▸ **EXERCISE REQUIREMENTS**
Omit the images. Copy each entry word for word.

▸ **INFORMATION GIVEN**
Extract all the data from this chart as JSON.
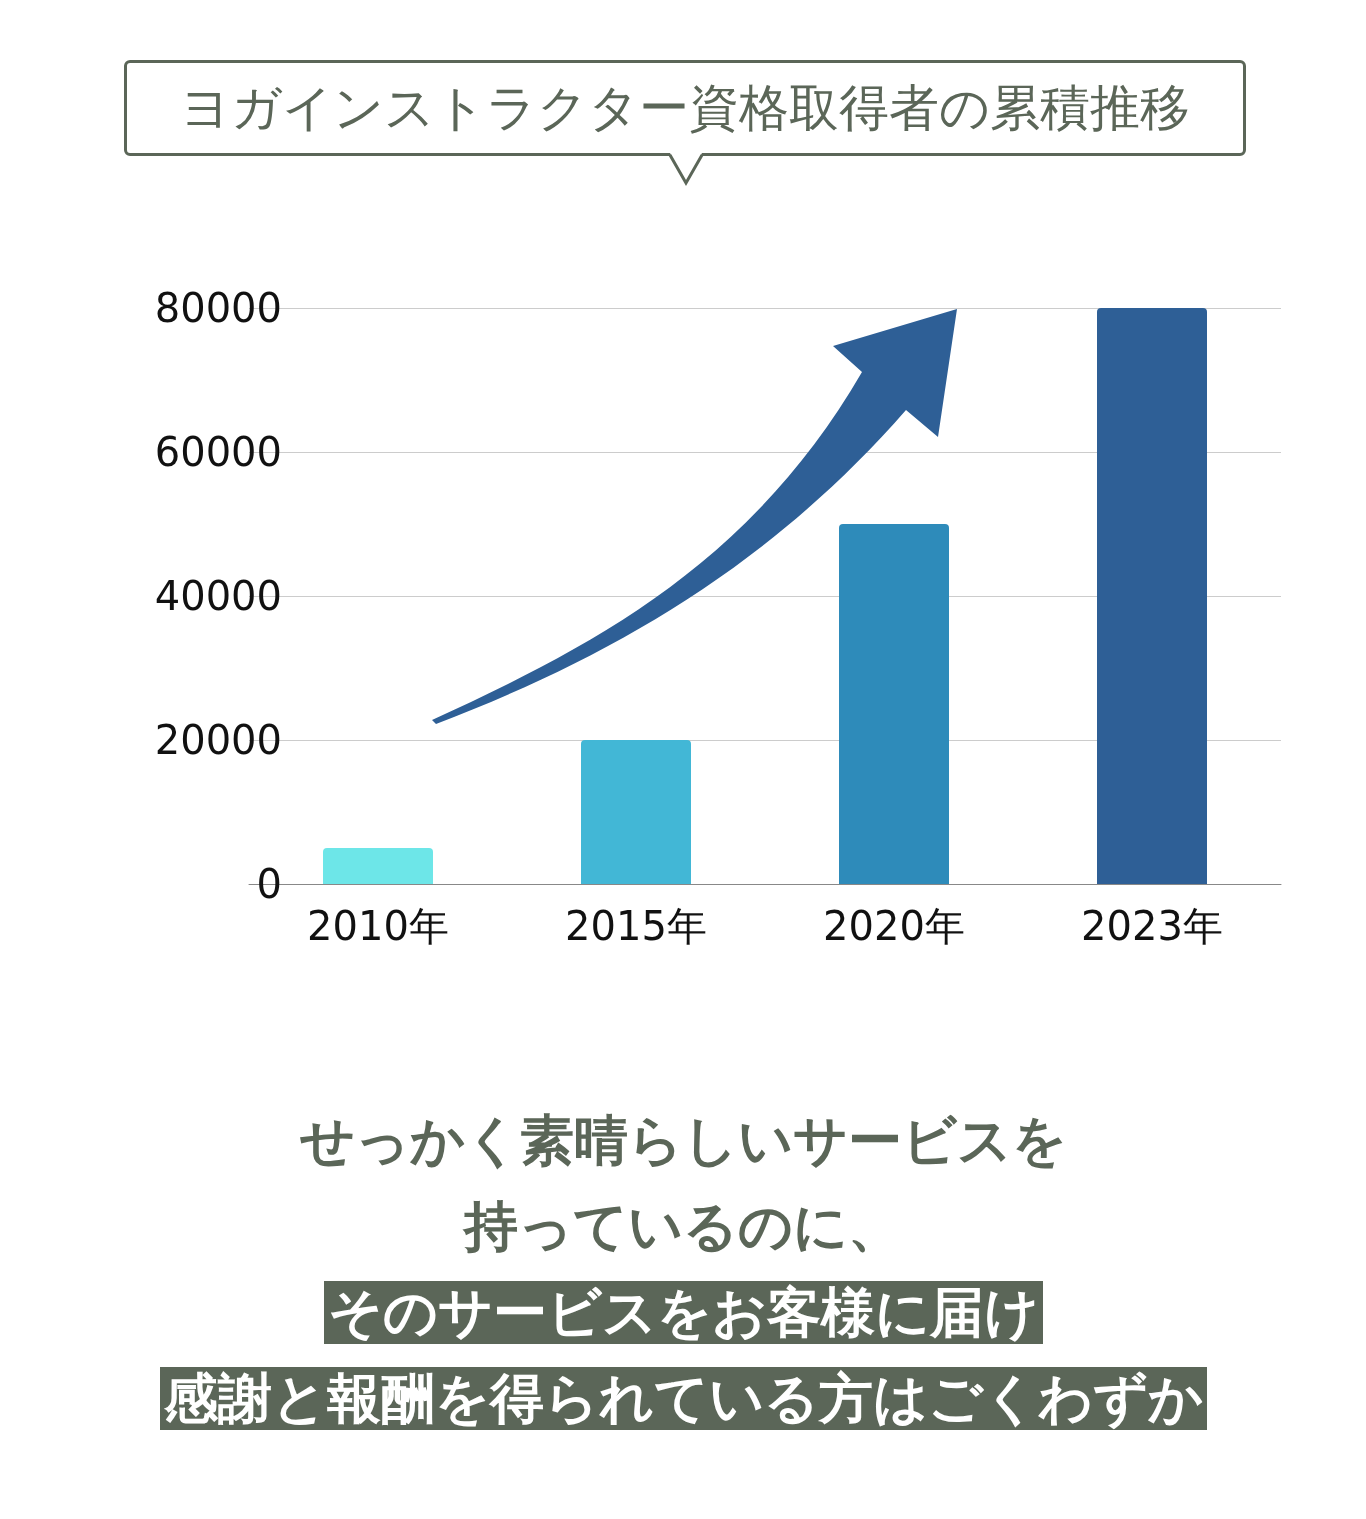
{
  "chart_data": {
    "type": "bar",
    "title": "ヨガインストラクター資格取得者の累積推移",
    "categories": [
      "2010年",
      "2015年",
      "2020年",
      "2023年"
    ],
    "values": [
      5000,
      20000,
      50000,
      80000
    ],
    "colors": [
      "#6de6e8",
      "#42b7d6",
      "#2e8bba",
      "#2e5f96"
    ],
    "ylim": [
      0,
      80000
    ],
    "yticks": [
      0,
      20000,
      40000,
      60000,
      80000
    ],
    "grid": "y",
    "annotations": [
      "せっかく素晴らしいサービスを",
      "持っているのに、",
      "そのサービスをお客様に届け",
      "感謝と報酬を得られている方はごくわずか"
    ]
  }
}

▸ **WORKED SOLUTION**
Extract all the data from this chart as JSON.
{
  "chart_data": {
    "type": "bar",
    "title": "ヨガインストラクター資格取得者の累積推移",
    "categories": [
      "2010年",
      "2015年",
      "2020年",
      "2023年"
    ],
    "values": [
      5000,
      20000,
      50000,
      80000
    ],
    "colors": [
      "#6de6e8",
      "#42b7d6",
      "#2e8bba",
      "#2e5f96"
    ],
    "ylim": [
      0,
      80000
    ],
    "yticks": [
      0,
      20000,
      40000,
      60000,
      80000
    ],
    "grid": "y",
    "annotations": [
      "せっかく素晴らしいサービスを",
      "持っているのに、",
      "そのサービスをお客様に届け",
      "感謝と報酬を得られている方はごくわずか"
    ]
  }
}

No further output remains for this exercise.